*** LISTED RECORDS ***
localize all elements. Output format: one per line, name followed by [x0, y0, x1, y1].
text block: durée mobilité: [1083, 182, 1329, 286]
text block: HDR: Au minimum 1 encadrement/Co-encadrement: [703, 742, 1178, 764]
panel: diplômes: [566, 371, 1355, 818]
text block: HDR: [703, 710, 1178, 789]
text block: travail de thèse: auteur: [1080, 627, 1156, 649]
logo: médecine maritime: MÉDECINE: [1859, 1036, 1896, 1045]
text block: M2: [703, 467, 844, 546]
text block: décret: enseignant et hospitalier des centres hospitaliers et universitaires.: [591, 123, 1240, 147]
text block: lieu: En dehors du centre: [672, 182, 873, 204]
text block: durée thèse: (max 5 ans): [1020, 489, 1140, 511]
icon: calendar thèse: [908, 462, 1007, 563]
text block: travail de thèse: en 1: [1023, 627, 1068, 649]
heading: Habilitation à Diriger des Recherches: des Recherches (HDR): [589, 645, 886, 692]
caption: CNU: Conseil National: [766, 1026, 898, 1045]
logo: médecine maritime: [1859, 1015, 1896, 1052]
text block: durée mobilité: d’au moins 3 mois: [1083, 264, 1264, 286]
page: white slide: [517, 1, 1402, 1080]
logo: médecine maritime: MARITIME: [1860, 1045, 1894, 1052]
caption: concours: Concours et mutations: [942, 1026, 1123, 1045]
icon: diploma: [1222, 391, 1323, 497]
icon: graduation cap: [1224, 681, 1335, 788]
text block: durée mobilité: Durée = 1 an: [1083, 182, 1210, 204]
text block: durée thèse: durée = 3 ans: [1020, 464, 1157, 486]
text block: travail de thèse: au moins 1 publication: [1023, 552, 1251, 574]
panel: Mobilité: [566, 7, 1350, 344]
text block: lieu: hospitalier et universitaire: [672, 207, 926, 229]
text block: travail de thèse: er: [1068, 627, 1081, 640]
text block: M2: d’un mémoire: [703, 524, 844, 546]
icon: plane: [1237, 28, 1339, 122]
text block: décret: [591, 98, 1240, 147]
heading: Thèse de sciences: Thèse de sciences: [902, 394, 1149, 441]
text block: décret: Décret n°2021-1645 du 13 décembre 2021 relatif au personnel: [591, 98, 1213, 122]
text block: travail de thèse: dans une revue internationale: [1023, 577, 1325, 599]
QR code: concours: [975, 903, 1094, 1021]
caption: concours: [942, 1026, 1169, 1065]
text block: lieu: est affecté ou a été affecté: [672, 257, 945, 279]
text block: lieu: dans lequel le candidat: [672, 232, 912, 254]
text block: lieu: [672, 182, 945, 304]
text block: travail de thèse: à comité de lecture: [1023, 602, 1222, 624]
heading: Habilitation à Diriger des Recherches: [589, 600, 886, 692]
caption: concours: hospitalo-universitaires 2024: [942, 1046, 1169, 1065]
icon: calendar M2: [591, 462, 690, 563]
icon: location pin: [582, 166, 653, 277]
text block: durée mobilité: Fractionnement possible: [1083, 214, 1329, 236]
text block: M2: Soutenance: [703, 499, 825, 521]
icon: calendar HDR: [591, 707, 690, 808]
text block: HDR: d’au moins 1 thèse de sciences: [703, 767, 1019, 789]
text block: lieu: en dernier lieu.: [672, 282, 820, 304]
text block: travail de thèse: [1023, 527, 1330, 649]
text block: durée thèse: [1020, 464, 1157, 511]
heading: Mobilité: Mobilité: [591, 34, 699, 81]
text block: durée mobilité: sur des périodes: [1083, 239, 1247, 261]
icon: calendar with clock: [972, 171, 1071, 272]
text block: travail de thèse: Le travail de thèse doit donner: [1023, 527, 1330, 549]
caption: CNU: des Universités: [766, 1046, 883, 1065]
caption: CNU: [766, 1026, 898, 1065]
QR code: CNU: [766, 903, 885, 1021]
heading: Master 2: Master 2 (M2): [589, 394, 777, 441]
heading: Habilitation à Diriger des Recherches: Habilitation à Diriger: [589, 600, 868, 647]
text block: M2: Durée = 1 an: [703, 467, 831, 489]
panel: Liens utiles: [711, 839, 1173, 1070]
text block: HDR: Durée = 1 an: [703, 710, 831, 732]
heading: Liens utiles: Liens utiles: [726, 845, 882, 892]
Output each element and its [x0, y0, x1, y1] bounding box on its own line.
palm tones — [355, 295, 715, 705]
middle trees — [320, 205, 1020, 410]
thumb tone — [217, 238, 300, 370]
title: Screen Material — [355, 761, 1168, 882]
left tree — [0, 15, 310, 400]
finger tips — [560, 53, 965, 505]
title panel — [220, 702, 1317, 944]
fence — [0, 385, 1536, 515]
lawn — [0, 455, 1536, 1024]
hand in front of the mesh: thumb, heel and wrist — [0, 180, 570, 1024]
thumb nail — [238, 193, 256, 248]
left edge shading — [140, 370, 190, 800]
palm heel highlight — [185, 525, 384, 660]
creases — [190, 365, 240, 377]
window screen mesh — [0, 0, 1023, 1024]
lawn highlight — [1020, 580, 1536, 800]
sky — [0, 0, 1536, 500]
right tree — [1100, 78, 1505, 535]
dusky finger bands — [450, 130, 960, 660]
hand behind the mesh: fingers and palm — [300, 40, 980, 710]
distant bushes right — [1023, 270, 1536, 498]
***
▶ _EXERCISE REQUIREMENTS_
Convert every line of the items above into a Markdown table with two columns, Row and Item line, numbering the rows in order and leaving out any blank lines.

▶ _ANSWER TO THE TASK_
| Row | Item line |
|---|---|
| 1 | localize all elements. Output format: one per line, name followed by [x0, y0, x1, y1]. |
| 2 | text block: durée mobilité: [1083, 182, 1329, 286] |
| 3 | text block: HDR: Au minimum 1 encadrement/Co-encadrement: [703, 742, 1178, 764] |
| 4 | panel: diplômes: [566, 371, 1355, 818] |
| 5 | text block: HDR: [703, 710, 1178, 789] |
| 6 | text block: travail de thèse: auteur: [1080, 627, 1156, 649] |
| 7 | logo: médecine maritime: MÉDECINE: [1859, 1036, 1896, 1045] |
| 8 | text block: M2: [703, 467, 844, 546] |
| 9 | text block: décret: enseignant et hospitalier des centres hospitaliers et universitaires.: [591, 123, 1240, 147] |
| 10 | text block: lieu: En dehors du centre: [672, 182, 873, 204] |
| 11 | text block: durée thèse: (max 5 ans): [1020, 489, 1140, 511] |
| 12 | icon: calendar thèse: [908, 462, 1007, 563] |
| 13 | text block: travail de thèse: en 1: [1023, 627, 1068, 649] |
| 14 | heading: Habilitation à Diriger des Recherches: des Recherches (HDR): [589, 645, 886, 692] |
| 15 | caption: CNU: Conseil National: [766, 1026, 898, 1045] |
| 16 | logo: médecine maritime: [1859, 1015, 1896, 1052] |
| 17 | text block: durée mobilité: d’au moins 3 mois: [1083, 264, 1264, 286] |
| 18 | page: white slide: [517, 1, 1402, 1080] |
| 19 | logo: médecine maritime: MARITIME: [1860, 1045, 1894, 1052] |
| 20 | caption: concours: Concours et mutations: [942, 1026, 1123, 1045] |
| 21 | icon: diploma: [1222, 391, 1323, 497] |
| 22 | icon: graduation cap: [1224, 681, 1335, 788] |
| 23 | text block: durée mobilité: Durée = 1 an: [1083, 182, 1210, 204] |
| 24 | text block: durée thèse: durée = 3 ans: [1020, 464, 1157, 486] |
| 25 | text block: travail de thèse: au moins 1 publication: [1023, 552, 1251, 574] |
| 26 | panel: Mobilité: [566, 7, 1350, 344] |
| 27 | text block: lieu: hospitalier et universitaire: [672, 207, 926, 229] |
| 28 | text block: travail de thèse: er: [1068, 627, 1081, 640] |
| 29 | text block: M2: d’un mémoire: [703, 524, 844, 546] |
| 30 | icon: plane: [1237, 28, 1339, 122] |
| 31 | text block: décret: [591, 98, 1240, 147] |
| 32 | heading: Thèse de sciences: Thèse de sciences: [902, 394, 1149, 441] |
| 33 | text block: décret: Décret n°2021-1645 du 13 décembre 2021 relatif au personnel: [591, 98, 1213, 122] |
| 34 | text block: travail de thèse: dans une revue internationale: [1023, 577, 1325, 599] |
| 35 | QR code: concours: [975, 903, 1094, 1021] |
| 36 | caption: concours: [942, 1026, 1169, 1065] |
| 37 | text block: lieu: est affecté ou a été affecté: [672, 257, 945, 279] |
| 38 | text block: lieu: dans lequel le candidat: [672, 232, 912, 254] |
| 39 | text block: lieu: [672, 182, 945, 304] |
| 40 | text block: travail de thèse: à comité de lecture: [1023, 602, 1222, 624] |
| 41 | heading: Habilitation à Diriger des Recherches: [589, 600, 886, 692] |
| 42 | caption: concours: hospitalo-universitaires 2024: [942, 1046, 1169, 1065] |
| 43 | icon: calendar M2: [591, 462, 690, 563] |
| 44 | icon: location pin: [582, 166, 653, 277] |
| 45 | text block: durée mobilité: Fractionnement possible: [1083, 214, 1329, 236] |
| 46 | text block: M2: Soutenance: [703, 499, 825, 521] |
| 47 | icon: calendar HDR: [591, 707, 690, 808] |
| 48 | text block: HDR: d’au moins 1 thèse de sciences: [703, 767, 1019, 789] |
| 49 | text block: lieu: en dernier lieu.: [672, 282, 820, 304] |
| 50 | text block: travail de thèse: [1023, 527, 1330, 649] |
| 51 | text block: durée thèse: [1020, 464, 1157, 511] |
| 52 | heading: Mobilité: Mobilité: [591, 34, 699, 81] |
| 53 | text block: durée mobilité: sur des périodes: [1083, 239, 1247, 261] |
| 54 | icon: calendar with clock: [972, 171, 1071, 272] |
| 55 | text block: travail de thèse: Le travail de thèse doit donner: [1023, 527, 1330, 549] |
| 56 | caption: CNU: des Universités: [766, 1046, 883, 1065] |
| 57 | caption: CNU: [766, 1026, 898, 1065] |
| 58 | QR code: CNU: [766, 903, 885, 1021] |
| 59 | heading: Master 2: Master 2 (M2): [589, 394, 777, 441] |
| 60 | heading: Habilitation à Diriger des Recherches: Habilitation à Diriger: [589, 600, 868, 647] |
| 61 | text block: M2: Durée = 1 an: [703, 467, 831, 489] |
| 62 | panel: Liens utiles: [711, 839, 1173, 1070] |
| 63 | text block: HDR: Durée = 1 an: [703, 710, 831, 732] |
| 64 | heading: Liens utiles: Liens utiles: [726, 845, 882, 892] |
| 65 | Output each element and its [x0, y0, x1, y1] bounding box on its own line. |
| 66 | palm tones — [355, 295, 715, 705] |
| 67 | middle trees — [320, 205, 1020, 410] |
| 68 | thumb tone — [217, 238, 300, 370] |
| 69 | title: Screen Material — [355, 761, 1168, 882] |
| 70 | left tree — [0, 15, 310, 400] |
| 71 | finger tips — [560, 53, 965, 505] |
| 72 | title panel — [220, 702, 1317, 944] |
| 73 | fence — [0, 385, 1536, 515] |
| 74 | lawn — [0, 455, 1536, 1024] |
| 75 | hand in front of the mesh: thumb, heel and wrist — [0, 180, 570, 1024] |
| 76 | thumb nail — [238, 193, 256, 248] |
| 77 | left edge shading — [140, 370, 190, 800] |
| 78 | palm heel highlight — [185, 525, 384, 660] |
| 79 | creases — [190, 365, 240, 377] |
| 80 | window screen mesh — [0, 0, 1023, 1024] |
| 81 | lawn highlight — [1020, 580, 1536, 800] |
| 82 | sky — [0, 0, 1536, 500] |
| 83 | right tree — [1100, 78, 1505, 535] |
| 84 | dusky finger bands — [450, 130, 960, 660] |
| 85 | hand behind the mesh: fingers and palm — [300, 40, 980, 710] |
| 86 | distant bushes right — [1023, 270, 1536, 498] |